* _Record set_:
==========

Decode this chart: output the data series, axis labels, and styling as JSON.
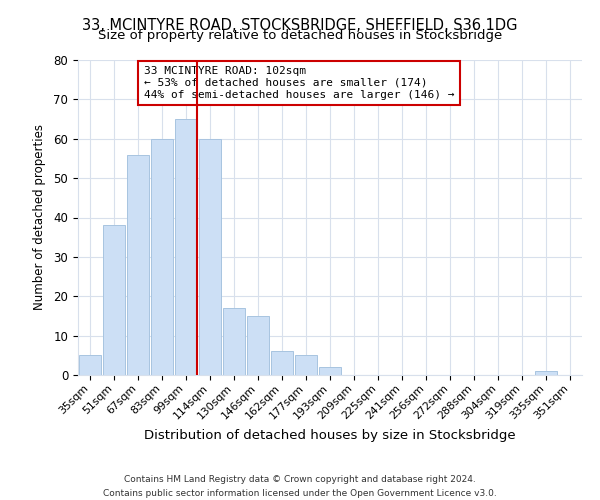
{
  "title_line1": "33, MCINTYRE ROAD, STOCKSBRIDGE, SHEFFIELD, S36 1DG",
  "title_line2": "Size of property relative to detached houses in Stocksbridge",
  "xlabel": "Distribution of detached houses by size in Stocksbridge",
  "ylabel": "Number of detached properties",
  "bar_labels": [
    "35sqm",
    "51sqm",
    "67sqm",
    "83sqm",
    "99sqm",
    "114sqm",
    "130sqm",
    "146sqm",
    "162sqm",
    "177sqm",
    "193sqm",
    "209sqm",
    "225sqm",
    "241sqm",
    "256sqm",
    "272sqm",
    "288sqm",
    "304sqm",
    "319sqm",
    "335sqm",
    "351sqm"
  ],
  "bar_values": [
    5,
    38,
    56,
    60,
    65,
    60,
    17,
    15,
    6,
    5,
    2,
    0,
    0,
    0,
    0,
    0,
    0,
    0,
    0,
    1,
    0
  ],
  "bar_color": "#ccdff5",
  "bar_edge_color": "#a8c4e0",
  "vline_color": "#cc0000",
  "ylim": [
    0,
    80
  ],
  "yticks": [
    0,
    10,
    20,
    30,
    40,
    50,
    60,
    70,
    80
  ],
  "annotation_title": "33 MCINTYRE ROAD: 102sqm",
  "annotation_line2": "← 53% of detached houses are smaller (174)",
  "annotation_line3": "44% of semi-detached houses are larger (146) →",
  "footer_line1": "Contains HM Land Registry data © Crown copyright and database right 2024.",
  "footer_line2": "Contains public sector information licensed under the Open Government Licence v3.0.",
  "background_color": "#ffffff",
  "grid_color": "#d8e0ec"
}
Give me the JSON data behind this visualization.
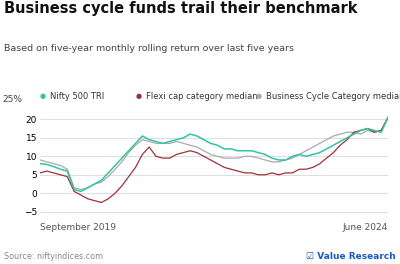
{
  "title": "Business cycle funds trail their benchmark",
  "subtitle": "Based on five-year monthly rolling return over last five years",
  "ylabel_text": "25%",
  "x_label_left": "September 2019",
  "x_label_right": "June 2024",
  "source": "Source: niftyindices.com",
  "watermark": "☑ Value Research",
  "ylim": [
    -7,
    23
  ],
  "yticks": [
    -5,
    0,
    5,
    10,
    15,
    20
  ],
  "legend": [
    {
      "label": "Nifty 500 TRI",
      "color": "#2ec4a5"
    },
    {
      "label": "Flexi cap category median",
      "color": "#a0303a"
    },
    {
      "label": "Business Cycle Category median",
      "color": "#aaaaaa"
    }
  ],
  "nifty500": [
    8.0,
    7.8,
    7.2,
    6.5,
    6.0,
    1.0,
    0.5,
    1.5,
    2.5,
    3.5,
    5.5,
    7.5,
    9.5,
    11.5,
    13.5,
    15.5,
    14.5,
    14.0,
    13.5,
    14.0,
    14.5,
    15.0,
    16.0,
    15.5,
    14.5,
    13.5,
    13.0,
    12.0,
    12.0,
    11.5,
    11.5,
    11.5,
    11.0,
    10.5,
    9.5,
    9.0,
    9.0,
    10.0,
    10.5,
    10.0,
    10.5,
    11.0,
    12.0,
    13.0,
    14.0,
    15.0,
    16.0,
    17.0,
    17.5,
    17.0,
    16.5,
    20.5
  ],
  "flexi": [
    5.5,
    6.0,
    5.5,
    5.0,
    4.5,
    0.5,
    -0.5,
    -1.5,
    -2.0,
    -2.5,
    -1.5,
    0.0,
    2.0,
    4.5,
    7.0,
    10.5,
    12.5,
    10.0,
    9.5,
    9.5,
    10.5,
    11.0,
    11.5,
    11.0,
    10.0,
    9.0,
    8.0,
    7.0,
    6.5,
    6.0,
    5.5,
    5.5,
    5.0,
    5.0,
    5.5,
    5.0,
    5.5,
    5.5,
    6.5,
    6.5,
    7.0,
    8.0,
    9.5,
    11.0,
    13.0,
    14.5,
    16.5,
    17.0,
    17.5,
    16.5,
    17.0,
    20.5
  ],
  "bc_median": [
    9.0,
    8.5,
    8.0,
    7.5,
    6.5,
    1.5,
    1.0,
    1.5,
    2.5,
    3.0,
    4.5,
    6.5,
    8.5,
    11.0,
    13.0,
    14.5,
    14.0,
    13.5,
    13.5,
    13.5,
    14.0,
    13.5,
    13.0,
    12.5,
    11.5,
    10.5,
    10.0,
    9.5,
    9.5,
    9.5,
    10.0,
    10.0,
    9.5,
    9.0,
    8.5,
    8.5,
    9.0,
    9.5,
    10.5,
    11.5,
    12.5,
    13.5,
    14.5,
    15.5,
    16.0,
    16.5,
    16.5,
    16.0,
    17.0,
    16.5,
    17.0,
    20.5
  ]
}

==========

* _Given exercise_:
Repeat the material above in full and unchanged, minus its images.

* _Response_:
Decode this chart: output the data series, axis labels, and styling as JSON.
{
  "title_line1": "33, MCINTYRE ROAD, STOCKSBRIDGE, SHEFFIELD, S36 1DG",
  "title_line2": "Size of property relative to detached houses in Stocksbridge",
  "xlabel": "Distribution of detached houses by size in Stocksbridge",
  "ylabel": "Number of detached properties",
  "bar_labels": [
    "35sqm",
    "51sqm",
    "67sqm",
    "83sqm",
    "99sqm",
    "114sqm",
    "130sqm",
    "146sqm",
    "162sqm",
    "177sqm",
    "193sqm",
    "209sqm",
    "225sqm",
    "241sqm",
    "256sqm",
    "272sqm",
    "288sqm",
    "304sqm",
    "319sqm",
    "335sqm",
    "351sqm"
  ],
  "bar_values": [
    5,
    38,
    56,
    60,
    65,
    60,
    17,
    15,
    6,
    5,
    2,
    0,
    0,
    0,
    0,
    0,
    0,
    0,
    0,
    1,
    0
  ],
  "bar_color": "#ccdff5",
  "bar_edge_color": "#a8c4e0",
  "vline_color": "#cc0000",
  "ylim": [
    0,
    80
  ],
  "yticks": [
    0,
    10,
    20,
    30,
    40,
    50,
    60,
    70,
    80
  ],
  "annotation_title": "33 MCINTYRE ROAD: 102sqm",
  "annotation_line2": "← 53% of detached houses are smaller (174)",
  "annotation_line3": "44% of semi-detached houses are larger (146) →",
  "footer_line1": "Contains HM Land Registry data © Crown copyright and database right 2024.",
  "footer_line2": "Contains public sector information licensed under the Open Government Licence v3.0.",
  "background_color": "#ffffff",
  "grid_color": "#d8e0ec"
}
Give me the JSON data behind this visualization.
{
  "title": "Business cycle funds trail their benchmark",
  "subtitle": "Based on five-year monthly rolling return over last five years",
  "ylabel_text": "25%",
  "x_label_left": "September 2019",
  "x_label_right": "June 2024",
  "source": "Source: niftyindices.com",
  "watermark": "☑ Value Research",
  "ylim": [
    -7,
    23
  ],
  "yticks": [
    -5,
    0,
    5,
    10,
    15,
    20
  ],
  "legend": [
    {
      "label": "Nifty 500 TRI",
      "color": "#2ec4a5"
    },
    {
      "label": "Flexi cap category median",
      "color": "#a0303a"
    },
    {
      "label": "Business Cycle Category median",
      "color": "#aaaaaa"
    }
  ],
  "nifty500": [
    8.0,
    7.8,
    7.2,
    6.5,
    6.0,
    1.0,
    0.5,
    1.5,
    2.5,
    3.5,
    5.5,
    7.5,
    9.5,
    11.5,
    13.5,
    15.5,
    14.5,
    14.0,
    13.5,
    14.0,
    14.5,
    15.0,
    16.0,
    15.5,
    14.5,
    13.5,
    13.0,
    12.0,
    12.0,
    11.5,
    11.5,
    11.5,
    11.0,
    10.5,
    9.5,
    9.0,
    9.0,
    10.0,
    10.5,
    10.0,
    10.5,
    11.0,
    12.0,
    13.0,
    14.0,
    15.0,
    16.0,
    17.0,
    17.5,
    17.0,
    16.5,
    20.5
  ],
  "flexi": [
    5.5,
    6.0,
    5.5,
    5.0,
    4.5,
    0.5,
    -0.5,
    -1.5,
    -2.0,
    -2.5,
    -1.5,
    0.0,
    2.0,
    4.5,
    7.0,
    10.5,
    12.5,
    10.0,
    9.5,
    9.5,
    10.5,
    11.0,
    11.5,
    11.0,
    10.0,
    9.0,
    8.0,
    7.0,
    6.5,
    6.0,
    5.5,
    5.5,
    5.0,
    5.0,
    5.5,
    5.0,
    5.5,
    5.5,
    6.5,
    6.5,
    7.0,
    8.0,
    9.5,
    11.0,
    13.0,
    14.5,
    16.5,
    17.0,
    17.5,
    16.5,
    17.0,
    20.5
  ],
  "bc_median": [
    9.0,
    8.5,
    8.0,
    7.5,
    6.5,
    1.5,
    1.0,
    1.5,
    2.5,
    3.0,
    4.5,
    6.5,
    8.5,
    11.0,
    13.0,
    14.5,
    14.0,
    13.5,
    13.5,
    13.5,
    14.0,
    13.5,
    13.0,
    12.5,
    11.5,
    10.5,
    10.0,
    9.5,
    9.5,
    9.5,
    10.0,
    10.0,
    9.5,
    9.0,
    8.5,
    8.5,
    9.0,
    9.5,
    10.5,
    11.5,
    12.5,
    13.5,
    14.5,
    15.5,
    16.0,
    16.5,
    16.5,
    16.0,
    17.0,
    16.5,
    17.0,
    20.5
  ]
}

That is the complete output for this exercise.